#### Stored records
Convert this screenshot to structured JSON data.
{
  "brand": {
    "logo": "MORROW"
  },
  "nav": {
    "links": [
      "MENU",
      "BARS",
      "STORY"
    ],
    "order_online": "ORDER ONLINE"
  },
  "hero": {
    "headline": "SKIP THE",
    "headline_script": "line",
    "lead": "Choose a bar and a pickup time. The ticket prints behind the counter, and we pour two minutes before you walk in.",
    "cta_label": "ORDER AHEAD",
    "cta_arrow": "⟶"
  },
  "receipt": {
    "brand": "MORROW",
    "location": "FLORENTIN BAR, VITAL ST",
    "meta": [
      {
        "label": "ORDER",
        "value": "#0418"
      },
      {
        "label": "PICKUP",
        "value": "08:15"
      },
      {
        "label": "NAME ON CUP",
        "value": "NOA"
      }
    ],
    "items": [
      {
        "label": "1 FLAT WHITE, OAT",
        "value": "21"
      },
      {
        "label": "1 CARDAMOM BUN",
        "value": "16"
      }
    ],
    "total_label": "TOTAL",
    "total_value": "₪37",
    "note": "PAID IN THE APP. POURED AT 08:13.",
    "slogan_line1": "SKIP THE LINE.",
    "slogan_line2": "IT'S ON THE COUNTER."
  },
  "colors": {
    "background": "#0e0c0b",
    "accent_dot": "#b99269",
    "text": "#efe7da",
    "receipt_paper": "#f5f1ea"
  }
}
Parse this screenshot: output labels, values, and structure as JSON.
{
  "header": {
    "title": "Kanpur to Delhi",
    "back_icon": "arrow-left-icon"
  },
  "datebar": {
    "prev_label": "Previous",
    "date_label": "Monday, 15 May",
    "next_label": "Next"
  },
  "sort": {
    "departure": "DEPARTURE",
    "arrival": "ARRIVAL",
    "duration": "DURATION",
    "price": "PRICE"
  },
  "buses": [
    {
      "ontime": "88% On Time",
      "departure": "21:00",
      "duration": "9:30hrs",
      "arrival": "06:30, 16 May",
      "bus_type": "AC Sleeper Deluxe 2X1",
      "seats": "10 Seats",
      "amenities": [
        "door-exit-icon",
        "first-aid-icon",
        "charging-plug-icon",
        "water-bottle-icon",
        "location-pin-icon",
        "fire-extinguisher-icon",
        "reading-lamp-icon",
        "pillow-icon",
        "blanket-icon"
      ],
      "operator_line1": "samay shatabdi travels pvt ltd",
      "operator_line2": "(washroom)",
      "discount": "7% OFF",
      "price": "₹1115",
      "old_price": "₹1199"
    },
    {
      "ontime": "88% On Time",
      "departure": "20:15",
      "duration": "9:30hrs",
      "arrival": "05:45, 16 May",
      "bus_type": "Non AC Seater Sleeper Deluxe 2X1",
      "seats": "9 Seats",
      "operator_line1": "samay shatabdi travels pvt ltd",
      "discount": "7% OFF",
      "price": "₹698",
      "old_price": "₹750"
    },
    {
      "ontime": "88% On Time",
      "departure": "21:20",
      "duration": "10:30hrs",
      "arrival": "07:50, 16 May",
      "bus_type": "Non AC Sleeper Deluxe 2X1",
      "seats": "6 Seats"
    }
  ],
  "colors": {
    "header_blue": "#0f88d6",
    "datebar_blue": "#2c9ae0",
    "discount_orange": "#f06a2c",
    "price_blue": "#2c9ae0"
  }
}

#### Goal
Repeat the lines above exactly.

#### Solution for this task
Convert this screenshot to structured JSON data.
{
  "brand": {
    "logo": "MORROW"
  },
  "nav": {
    "links": [
      "MENU",
      "BARS",
      "STORY"
    ],
    "order_online": "ORDER ONLINE"
  },
  "hero": {
    "headline": "SKIP THE",
    "headline_script": "line",
    "lead": "Choose a bar and a pickup time. The ticket prints behind the counter, and we pour two minutes before you walk in.",
    "cta_label": "ORDER AHEAD",
    "cta_arrow": "⟶"
  },
  "receipt": {
    "brand": "MORROW",
    "location": "FLORENTIN BAR, VITAL ST",
    "meta": [
      {
        "label": "ORDER",
        "value": "#0418"
      },
      {
        "label": "PICKUP",
        "value": "08:15"
      },
      {
        "label": "NAME ON CUP",
        "value": "NOA"
      }
    ],
    "items": [
      {
        "label": "1 FLAT WHITE, OAT",
        "value": "21"
      },
      {
        "label": "1 CARDAMOM BUN",
        "value": "16"
      }
    ],
    "total_label": "TOTAL",
    "total_value": "₪37",
    "note": "PAID IN THE APP. POURED AT 08:13.",
    "slogan_line1": "SKIP THE LINE.",
    "slogan_line2": "IT'S ON THE COUNTER."
  },
  "colors": {
    "background": "#0e0c0b",
    "accent_dot": "#b99269",
    "text": "#efe7da",
    "receipt_paper": "#f5f1ea"
  }
}
Parse this screenshot: output labels, values, and structure as JSON.
{
  "header": {
    "title": "Kanpur to Delhi",
    "back_icon": "arrow-left-icon"
  },
  "datebar": {
    "prev_label": "Previous",
    "date_label": "Monday, 15 May",
    "next_label": "Next"
  },
  "sort": {
    "departure": "DEPARTURE",
    "arrival": "ARRIVAL",
    "duration": "DURATION",
    "price": "PRICE"
  },
  "buses": [
    {
      "ontime": "88% On Time",
      "departure": "21:00",
      "duration": "9:30hrs",
      "arrival": "06:30, 16 May",
      "bus_type": "AC Sleeper Deluxe 2X1",
      "seats": "10 Seats",
      "amenities": [
        "door-exit-icon",
        "first-aid-icon",
        "charging-plug-icon",
        "water-bottle-icon",
        "location-pin-icon",
        "fire-extinguisher-icon",
        "reading-lamp-icon",
        "pillow-icon",
        "blanket-icon"
      ],
      "operator_line1": "samay shatabdi travels pvt ltd",
      "operator_line2": "(washroom)",
      "discount": "7% OFF",
      "price": "₹1115",
      "old_price": "₹1199"
    },
    {
      "ontime": "88% On Time",
      "departure": "20:15",
      "duration": "9:30hrs",
      "arrival": "05:45, 16 May",
      "bus_type": "Non AC Seater Sleeper Deluxe 2X1",
      "seats": "9 Seats",
      "operator_line1": "samay shatabdi travels pvt ltd",
      "discount": "7% OFF",
      "price": "₹698",
      "old_price": "₹750"
    },
    {
      "ontime": "88% On Time",
      "departure": "21:20",
      "duration": "10:30hrs",
      "arrival": "07:50, 16 May",
      "bus_type": "Non AC Sleeper Deluxe 2X1",
      "seats": "6 Seats"
    }
  ],
  "colors": {
    "header_blue": "#0f88d6",
    "datebar_blue": "#2c9ae0",
    "discount_orange": "#f06a2c",
    "price_blue": "#2c9ae0"
  }
}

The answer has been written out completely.